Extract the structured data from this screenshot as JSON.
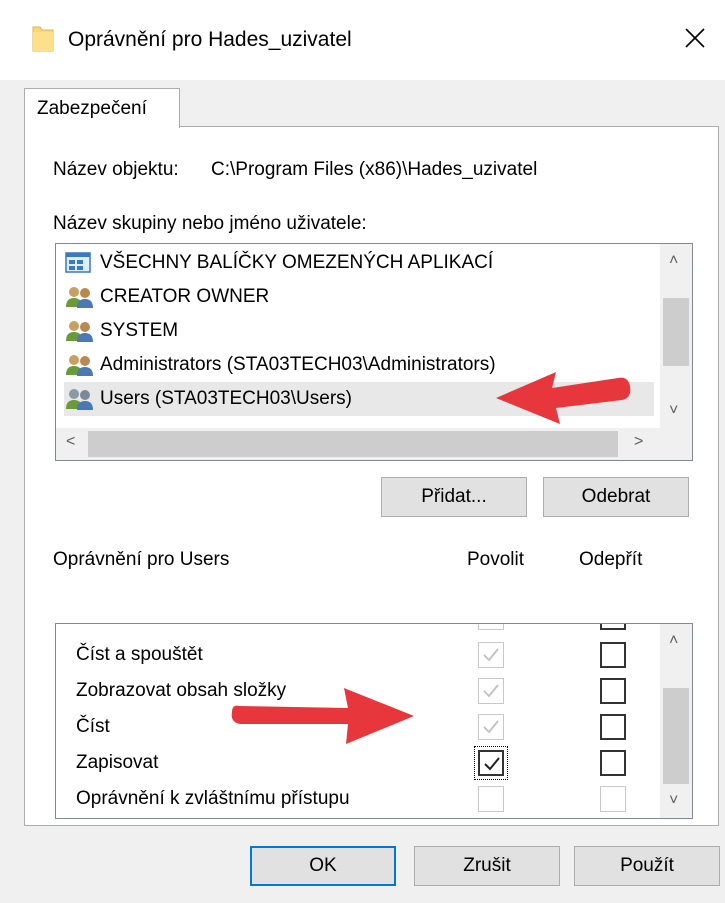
{
  "window": {
    "title": "Oprávnění pro Hades_uzivatel",
    "close_glyph": "✕"
  },
  "tabs": [
    {
      "label": "Zabezpečení",
      "active": true
    }
  ],
  "object": {
    "label": "Název objektu:",
    "value": "C:\\Program Files (x86)\\Hades_uzivatel"
  },
  "groups": {
    "label": "Název skupiny nebo jméno uživatele:",
    "items": [
      {
        "name": "VŠECHNY BALÍČKY OMEZENÝCH APLIKACÍ",
        "icon": "app-package-icon"
      },
      {
        "name": "CREATOR OWNER",
        "icon": "users-group-icon"
      },
      {
        "name": "SYSTEM",
        "icon": "users-group-icon"
      },
      {
        "name": "Administrators (STA03TECH03\\Administrators)",
        "icon": "users-group-icon"
      },
      {
        "name": "Users (STA03TECH03\\Users)",
        "icon": "users-group-icon",
        "selected": true
      }
    ],
    "add_label": "Přidat...",
    "remove_label": "Odebrat"
  },
  "permissions": {
    "label": "Oprávnění pro Users",
    "allow_header": "Povolit",
    "deny_header": "Odepřít",
    "rows": [
      {
        "name": "Číst a spouštět",
        "allow": "checked-disabled",
        "deny": "unchecked"
      },
      {
        "name": "Zobrazovat obsah složky",
        "allow": "checked-disabled",
        "deny": "unchecked"
      },
      {
        "name": "Číst",
        "allow": "checked-disabled",
        "deny": "unchecked"
      },
      {
        "name": "Zapisovat",
        "allow": "checked",
        "deny": "unchecked"
      },
      {
        "name": "Oprávnění k zvláštnímu přístupu",
        "allow": "unchecked-disabled",
        "deny": "unchecked-disabled"
      }
    ]
  },
  "footer": {
    "ok_label": "OK",
    "cancel_label": "Zrušit",
    "apply_label": "Použít"
  },
  "colors": {
    "accent": "#0078d7",
    "annotation_arrow": "#e8373c",
    "dialog_bg": "#f0f0f0"
  }
}
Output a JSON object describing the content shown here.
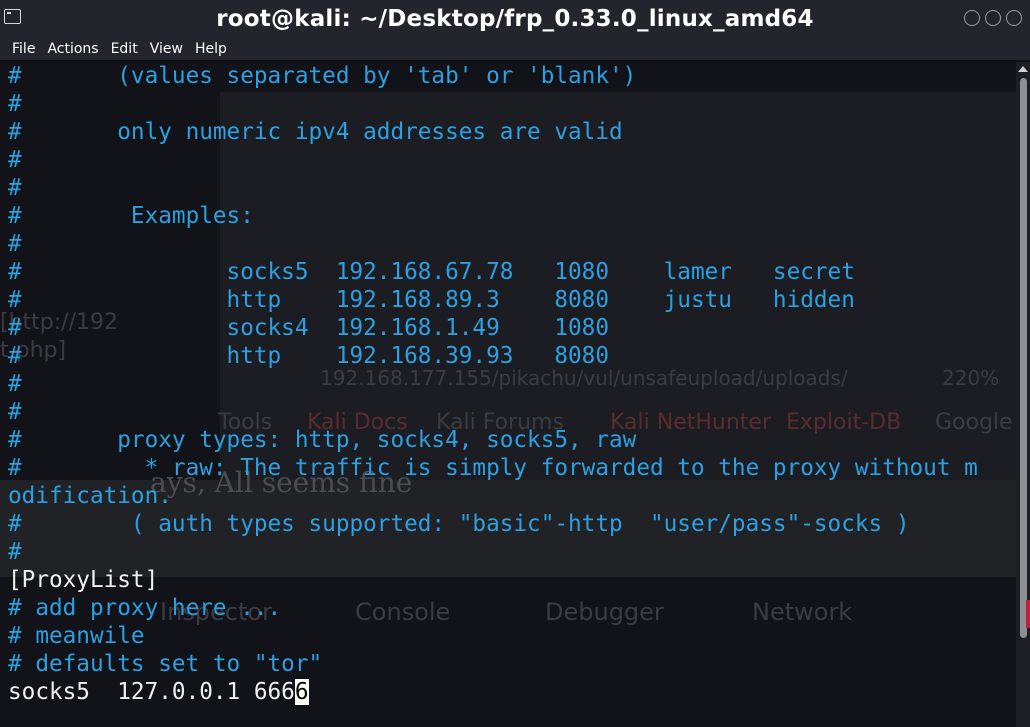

GOAL: Output the data exactly. Pictures don't belong in the result.

EXERCISE OUTPUT:
Extract the structured data from this screenshot as JSON.
{
  "window": {
    "title": "Oprávnění pro Hades_uzivatel",
    "close_glyph": "✕"
  },
  "tabs": [
    {
      "label": "Zabezpečení",
      "active": true
    }
  ],
  "object": {
    "label": "Název objektu:",
    "value": "C:\\Program Files (x86)\\Hades_uzivatel"
  },
  "groups": {
    "label": "Název skupiny nebo jméno uživatele:",
    "items": [
      {
        "name": "VŠECHNY BALÍČKY OMEZENÝCH APLIKACÍ",
        "icon": "app-package-icon"
      },
      {
        "name": "CREATOR OWNER",
        "icon": "users-group-icon"
      },
      {
        "name": "SYSTEM",
        "icon": "users-group-icon"
      },
      {
        "name": "Administrators (STA03TECH03\\Administrators)",
        "icon": "users-group-icon"
      },
      {
        "name": "Users (STA03TECH03\\Users)",
        "icon": "users-group-icon",
        "selected": true
      }
    ],
    "add_label": "Přidat...",
    "remove_label": "Odebrat"
  },
  "permissions": {
    "label": "Oprávnění pro Users",
    "allow_header": "Povolit",
    "deny_header": "Odepřít",
    "rows": [
      {
        "name": "Číst a spouštět",
        "allow": "checked-disabled",
        "deny": "unchecked"
      },
      {
        "name": "Zobrazovat obsah složky",
        "allow": "checked-disabled",
        "deny": "unchecked"
      },
      {
        "name": "Číst",
        "allow": "checked-disabled",
        "deny": "unchecked"
      },
      {
        "name": "Zapisovat",
        "allow": "checked",
        "deny": "unchecked"
      },
      {
        "name": "Oprávnění k zvláštnímu přístupu",
        "allow": "unchecked-disabled",
        "deny": "unchecked-disabled"
      }
    ]
  },
  "footer": {
    "ok_label": "OK",
    "cancel_label": "Zrušit",
    "apply_label": "Použít"
  },
  "colors": {
    "accent": "#0078d7",
    "annotation_arrow": "#e8373c",
    "dialog_bg": "#f0f0f0"
  }
}
Output a JSON object describing the content shown here.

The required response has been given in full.